──────── DATA LINES

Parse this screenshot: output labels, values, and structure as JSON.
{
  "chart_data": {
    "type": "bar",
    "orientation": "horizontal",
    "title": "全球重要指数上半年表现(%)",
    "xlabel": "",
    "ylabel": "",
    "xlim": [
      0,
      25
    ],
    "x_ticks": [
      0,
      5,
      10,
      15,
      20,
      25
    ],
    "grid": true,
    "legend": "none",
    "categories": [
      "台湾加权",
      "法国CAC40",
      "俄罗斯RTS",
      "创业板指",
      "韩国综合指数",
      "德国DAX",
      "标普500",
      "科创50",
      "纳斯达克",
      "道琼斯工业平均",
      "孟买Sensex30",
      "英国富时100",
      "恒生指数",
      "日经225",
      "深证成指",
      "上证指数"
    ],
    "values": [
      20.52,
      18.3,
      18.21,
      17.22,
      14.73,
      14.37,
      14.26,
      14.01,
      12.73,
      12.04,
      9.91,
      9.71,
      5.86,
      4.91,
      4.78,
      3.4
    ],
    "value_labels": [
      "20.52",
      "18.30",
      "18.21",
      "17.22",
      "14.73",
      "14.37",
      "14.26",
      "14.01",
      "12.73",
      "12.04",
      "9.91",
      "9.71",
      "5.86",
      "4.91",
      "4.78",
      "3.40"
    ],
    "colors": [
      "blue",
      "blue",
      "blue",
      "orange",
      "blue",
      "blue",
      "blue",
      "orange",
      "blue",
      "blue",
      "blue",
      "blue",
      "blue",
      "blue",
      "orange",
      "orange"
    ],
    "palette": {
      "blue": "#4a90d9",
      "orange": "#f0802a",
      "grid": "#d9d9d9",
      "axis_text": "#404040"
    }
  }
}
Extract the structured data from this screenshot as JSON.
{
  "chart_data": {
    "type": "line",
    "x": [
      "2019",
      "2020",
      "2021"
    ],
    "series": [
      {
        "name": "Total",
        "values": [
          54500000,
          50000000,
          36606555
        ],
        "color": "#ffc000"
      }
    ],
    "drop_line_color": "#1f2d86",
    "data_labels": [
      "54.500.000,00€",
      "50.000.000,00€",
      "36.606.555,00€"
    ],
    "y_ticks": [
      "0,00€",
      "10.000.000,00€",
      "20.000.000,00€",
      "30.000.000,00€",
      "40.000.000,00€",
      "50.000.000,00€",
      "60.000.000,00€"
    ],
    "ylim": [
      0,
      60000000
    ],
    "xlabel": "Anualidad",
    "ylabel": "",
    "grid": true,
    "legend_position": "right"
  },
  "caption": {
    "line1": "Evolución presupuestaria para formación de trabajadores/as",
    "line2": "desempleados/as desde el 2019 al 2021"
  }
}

────────────────

-- JOB --
Collect the complete line wherever the string "JSON" appears in the records.

-- RESPONSE TO THE EXERCISE --
Parse this screenshot: output labels, values, and structure as JSON.
Extract the structured data from this screenshot as JSON.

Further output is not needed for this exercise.